The Artist vs. The Art Itself

Richard Brody makes an odd claim in this month’s issue of The New Yorker.  He posits that because Alfred Hitchcock’s directorial technique was a direct offshoot of his “own ugly fury,” that it should be less revered by current directors and critics, and that the admiration of Hitchcock’s craft is a dangerous affair.  He writes:

The cult of Hitchcock, which presses directors’ ideas and critics’ taste toward his hyperrational craft and conceals his tormented frenzy, tends to thrust some filmmakers’ impulses, and the critical response to some of the best modern films, to the sidelines.

A pretty bold – and completely unsubstantiated – assertion.

Regardless, it raises an interesting question: should an artist’s personal life influence the way we view the art itself? 

I like the art of Jasper Johns, but I know nothing about the artist.  Not a thing.  Perhaps I should, and perhaps I’d be better for it, but would anything I discover change the painting that I admire?  It would still be the same art, the same use of colors, the same shading.  My perception of the artist might change for the better or for the worse, but I would hope not my admiration for the art itself.

I heard Beethoven’s third symphony for the first time in 1986 and over time began to admire it greatly (as a young rock and roller, classical pieces sometimes took their time).  Later, I learned that it had originally been dedicated to Napoleon Bonaparte for his anti-monarchy idealism, only to be withdrawn.  Should this matter one iota to my admiration for the piece?

I think not.

Awards for art, movies and books should be viewed in a similar light.  Casablanca isn’t a better film for having won Best Picture, and Do the Right Thing isn’t a worse film for not having won the same award (or even nominated!).  They are both brilliant in their own right.

-------

> WORK TASK A
Return the part of the essay between "The cult of" and "the art itself?", inclusive.
> WORK TASK B
Answer these questions from the essay, one answer per line:
(i) In which magazine did Richard Brody make his claim about Hitchcock?
(ii) In what year did the writer first hear Beethoven's third symphony?
(iii) Which film does the essay name as having won Best Picture?

-------

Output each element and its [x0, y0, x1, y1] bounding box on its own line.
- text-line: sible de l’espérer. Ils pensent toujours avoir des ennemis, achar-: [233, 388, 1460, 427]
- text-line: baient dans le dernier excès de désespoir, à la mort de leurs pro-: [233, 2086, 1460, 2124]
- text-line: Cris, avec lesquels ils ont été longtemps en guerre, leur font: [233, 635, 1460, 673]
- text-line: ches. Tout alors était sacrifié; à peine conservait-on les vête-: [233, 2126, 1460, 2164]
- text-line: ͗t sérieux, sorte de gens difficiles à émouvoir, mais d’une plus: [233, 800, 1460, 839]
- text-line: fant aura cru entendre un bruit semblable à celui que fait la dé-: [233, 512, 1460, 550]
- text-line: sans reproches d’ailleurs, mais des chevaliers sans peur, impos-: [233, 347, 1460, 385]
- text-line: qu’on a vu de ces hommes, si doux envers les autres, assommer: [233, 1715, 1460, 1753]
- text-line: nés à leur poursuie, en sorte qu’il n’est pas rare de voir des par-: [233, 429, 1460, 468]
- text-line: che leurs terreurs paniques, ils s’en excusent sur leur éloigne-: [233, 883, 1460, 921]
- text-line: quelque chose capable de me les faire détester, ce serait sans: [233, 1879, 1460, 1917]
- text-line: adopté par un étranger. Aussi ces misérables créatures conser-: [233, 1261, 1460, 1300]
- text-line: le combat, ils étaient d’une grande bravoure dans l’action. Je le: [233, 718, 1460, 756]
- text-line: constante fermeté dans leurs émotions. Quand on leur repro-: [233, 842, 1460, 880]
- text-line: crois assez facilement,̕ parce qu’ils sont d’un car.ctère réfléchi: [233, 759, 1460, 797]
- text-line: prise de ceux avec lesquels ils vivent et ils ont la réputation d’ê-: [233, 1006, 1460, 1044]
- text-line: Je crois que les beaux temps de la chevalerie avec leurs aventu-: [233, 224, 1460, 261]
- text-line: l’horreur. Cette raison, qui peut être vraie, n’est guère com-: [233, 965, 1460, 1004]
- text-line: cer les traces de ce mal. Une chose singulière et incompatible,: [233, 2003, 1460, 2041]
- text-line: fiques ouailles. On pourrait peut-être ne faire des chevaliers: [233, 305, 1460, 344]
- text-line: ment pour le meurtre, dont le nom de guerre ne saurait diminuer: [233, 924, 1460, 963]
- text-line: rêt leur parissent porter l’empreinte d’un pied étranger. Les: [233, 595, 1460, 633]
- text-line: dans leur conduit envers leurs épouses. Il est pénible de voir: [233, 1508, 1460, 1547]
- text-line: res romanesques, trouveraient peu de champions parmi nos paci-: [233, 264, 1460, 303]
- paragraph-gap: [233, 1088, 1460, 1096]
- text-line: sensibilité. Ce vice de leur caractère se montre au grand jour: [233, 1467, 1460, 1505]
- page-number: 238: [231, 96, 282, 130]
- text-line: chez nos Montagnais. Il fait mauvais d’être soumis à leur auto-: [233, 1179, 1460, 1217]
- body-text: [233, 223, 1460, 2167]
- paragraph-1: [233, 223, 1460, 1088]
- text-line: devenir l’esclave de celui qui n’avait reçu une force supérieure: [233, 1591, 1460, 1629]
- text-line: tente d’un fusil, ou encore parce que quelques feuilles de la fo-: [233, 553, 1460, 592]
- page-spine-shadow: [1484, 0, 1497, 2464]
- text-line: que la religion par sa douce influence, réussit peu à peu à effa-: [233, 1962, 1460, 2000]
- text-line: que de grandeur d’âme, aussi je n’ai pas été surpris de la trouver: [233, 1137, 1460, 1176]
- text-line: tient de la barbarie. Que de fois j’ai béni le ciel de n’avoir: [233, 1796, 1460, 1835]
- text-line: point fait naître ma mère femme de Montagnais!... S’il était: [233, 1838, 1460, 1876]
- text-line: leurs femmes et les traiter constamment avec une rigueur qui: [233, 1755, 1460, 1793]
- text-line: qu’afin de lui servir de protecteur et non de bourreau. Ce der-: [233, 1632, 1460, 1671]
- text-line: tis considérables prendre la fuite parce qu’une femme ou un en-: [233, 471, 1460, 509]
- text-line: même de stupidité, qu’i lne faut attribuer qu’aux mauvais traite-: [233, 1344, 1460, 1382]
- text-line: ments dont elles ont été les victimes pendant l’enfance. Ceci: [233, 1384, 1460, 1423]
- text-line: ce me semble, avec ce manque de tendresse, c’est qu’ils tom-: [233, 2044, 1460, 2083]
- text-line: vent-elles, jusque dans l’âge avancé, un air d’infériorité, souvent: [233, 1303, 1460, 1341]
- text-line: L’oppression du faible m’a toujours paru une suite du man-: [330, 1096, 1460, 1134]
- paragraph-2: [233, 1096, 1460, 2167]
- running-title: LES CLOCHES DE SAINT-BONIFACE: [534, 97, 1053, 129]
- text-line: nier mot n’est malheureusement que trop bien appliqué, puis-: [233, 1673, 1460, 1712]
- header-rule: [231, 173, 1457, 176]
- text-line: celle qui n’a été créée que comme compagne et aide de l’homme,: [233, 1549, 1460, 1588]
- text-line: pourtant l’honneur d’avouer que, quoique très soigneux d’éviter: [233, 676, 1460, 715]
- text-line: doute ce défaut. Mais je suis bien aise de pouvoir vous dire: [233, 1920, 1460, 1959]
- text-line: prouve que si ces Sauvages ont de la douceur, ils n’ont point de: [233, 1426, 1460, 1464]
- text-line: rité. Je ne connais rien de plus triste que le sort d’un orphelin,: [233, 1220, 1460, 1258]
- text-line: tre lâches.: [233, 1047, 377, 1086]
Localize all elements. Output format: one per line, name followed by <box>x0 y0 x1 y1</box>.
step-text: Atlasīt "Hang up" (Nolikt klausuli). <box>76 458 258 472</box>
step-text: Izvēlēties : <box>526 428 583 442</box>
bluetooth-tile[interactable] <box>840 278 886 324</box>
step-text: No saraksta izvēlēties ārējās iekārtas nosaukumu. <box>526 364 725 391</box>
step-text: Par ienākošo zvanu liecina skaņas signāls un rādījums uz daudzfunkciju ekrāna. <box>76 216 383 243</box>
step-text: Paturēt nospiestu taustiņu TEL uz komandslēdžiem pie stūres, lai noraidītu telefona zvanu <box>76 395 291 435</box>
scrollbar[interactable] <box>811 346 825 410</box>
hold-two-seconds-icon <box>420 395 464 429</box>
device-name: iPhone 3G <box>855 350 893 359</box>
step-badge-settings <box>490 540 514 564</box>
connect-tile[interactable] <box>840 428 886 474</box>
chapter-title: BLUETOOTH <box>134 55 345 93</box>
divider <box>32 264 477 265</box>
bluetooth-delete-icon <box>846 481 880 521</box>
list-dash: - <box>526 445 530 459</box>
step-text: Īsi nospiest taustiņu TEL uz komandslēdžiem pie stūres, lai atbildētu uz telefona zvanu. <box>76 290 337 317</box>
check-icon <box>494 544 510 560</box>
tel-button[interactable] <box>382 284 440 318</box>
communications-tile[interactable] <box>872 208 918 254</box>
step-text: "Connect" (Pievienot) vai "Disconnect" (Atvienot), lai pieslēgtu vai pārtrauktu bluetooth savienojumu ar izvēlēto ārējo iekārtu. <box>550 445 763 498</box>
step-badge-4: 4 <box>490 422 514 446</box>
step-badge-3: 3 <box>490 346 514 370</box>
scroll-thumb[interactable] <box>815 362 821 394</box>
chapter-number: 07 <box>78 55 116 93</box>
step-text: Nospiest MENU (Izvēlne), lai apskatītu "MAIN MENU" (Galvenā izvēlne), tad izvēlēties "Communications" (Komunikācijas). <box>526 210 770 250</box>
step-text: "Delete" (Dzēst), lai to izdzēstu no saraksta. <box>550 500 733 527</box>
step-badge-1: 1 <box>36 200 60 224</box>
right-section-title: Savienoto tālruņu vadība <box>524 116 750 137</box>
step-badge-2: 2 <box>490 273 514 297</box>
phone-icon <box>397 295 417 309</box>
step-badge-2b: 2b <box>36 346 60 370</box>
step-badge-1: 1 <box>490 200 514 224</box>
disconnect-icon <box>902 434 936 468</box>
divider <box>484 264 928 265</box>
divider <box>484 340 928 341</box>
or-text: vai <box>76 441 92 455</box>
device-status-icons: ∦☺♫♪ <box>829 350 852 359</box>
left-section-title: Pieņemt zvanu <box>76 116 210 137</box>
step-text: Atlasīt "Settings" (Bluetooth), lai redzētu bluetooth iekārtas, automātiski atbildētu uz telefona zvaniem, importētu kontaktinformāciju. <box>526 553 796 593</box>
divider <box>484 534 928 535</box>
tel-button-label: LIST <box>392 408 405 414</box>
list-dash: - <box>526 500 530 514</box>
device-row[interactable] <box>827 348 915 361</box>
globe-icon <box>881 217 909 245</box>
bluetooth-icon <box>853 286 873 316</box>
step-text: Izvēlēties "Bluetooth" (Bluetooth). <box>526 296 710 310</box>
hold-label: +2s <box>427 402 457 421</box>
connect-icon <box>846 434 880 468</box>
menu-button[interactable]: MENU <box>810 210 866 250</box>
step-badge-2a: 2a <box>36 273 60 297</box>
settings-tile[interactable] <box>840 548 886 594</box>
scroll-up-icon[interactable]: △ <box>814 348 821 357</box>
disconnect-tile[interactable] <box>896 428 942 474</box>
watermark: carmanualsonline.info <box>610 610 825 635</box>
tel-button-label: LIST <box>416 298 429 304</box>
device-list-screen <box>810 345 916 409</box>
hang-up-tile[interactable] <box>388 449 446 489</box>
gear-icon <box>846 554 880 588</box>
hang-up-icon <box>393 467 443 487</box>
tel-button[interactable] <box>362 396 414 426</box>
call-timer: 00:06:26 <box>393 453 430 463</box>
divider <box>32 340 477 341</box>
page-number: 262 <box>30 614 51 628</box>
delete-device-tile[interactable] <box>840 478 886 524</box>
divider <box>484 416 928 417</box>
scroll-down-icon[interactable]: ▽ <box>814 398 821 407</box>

-------

> EXERCISE OUTPUT A
The cult of Hitchcock, which presses directors’ ideas and critics’ taste toward his hyperrational craft and conceals his tormented frenzy, tends to thrust some filmmakers’ impulses, and the critical response to some of the best modern films, to the sidelines.

A pretty bold – and completely unsubstantiated – assertion.

Regardless, it raises an interesting question: should an artist’s personal life influence the way we view the art itself?

> EXERCISE OUTPUT B
(i) The New Yorker
(ii) 1986
(iii) Casablanca